_Your goal:_
State only how many lines contain the string "Extension".

----- Input for this task

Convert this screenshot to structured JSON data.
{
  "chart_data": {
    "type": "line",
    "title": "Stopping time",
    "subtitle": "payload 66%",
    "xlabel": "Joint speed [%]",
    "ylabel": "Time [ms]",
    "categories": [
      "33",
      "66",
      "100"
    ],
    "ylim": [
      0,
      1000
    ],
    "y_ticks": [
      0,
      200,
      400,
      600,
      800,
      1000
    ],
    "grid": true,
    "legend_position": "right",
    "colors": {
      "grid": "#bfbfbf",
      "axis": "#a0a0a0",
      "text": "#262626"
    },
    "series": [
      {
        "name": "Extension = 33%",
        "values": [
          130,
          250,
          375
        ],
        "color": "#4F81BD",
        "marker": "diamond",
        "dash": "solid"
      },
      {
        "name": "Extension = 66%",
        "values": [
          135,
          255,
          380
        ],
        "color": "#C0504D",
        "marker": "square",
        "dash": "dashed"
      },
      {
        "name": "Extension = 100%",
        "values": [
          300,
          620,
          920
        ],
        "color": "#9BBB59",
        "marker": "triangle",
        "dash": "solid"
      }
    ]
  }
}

----------

_Solution to this problem:_
3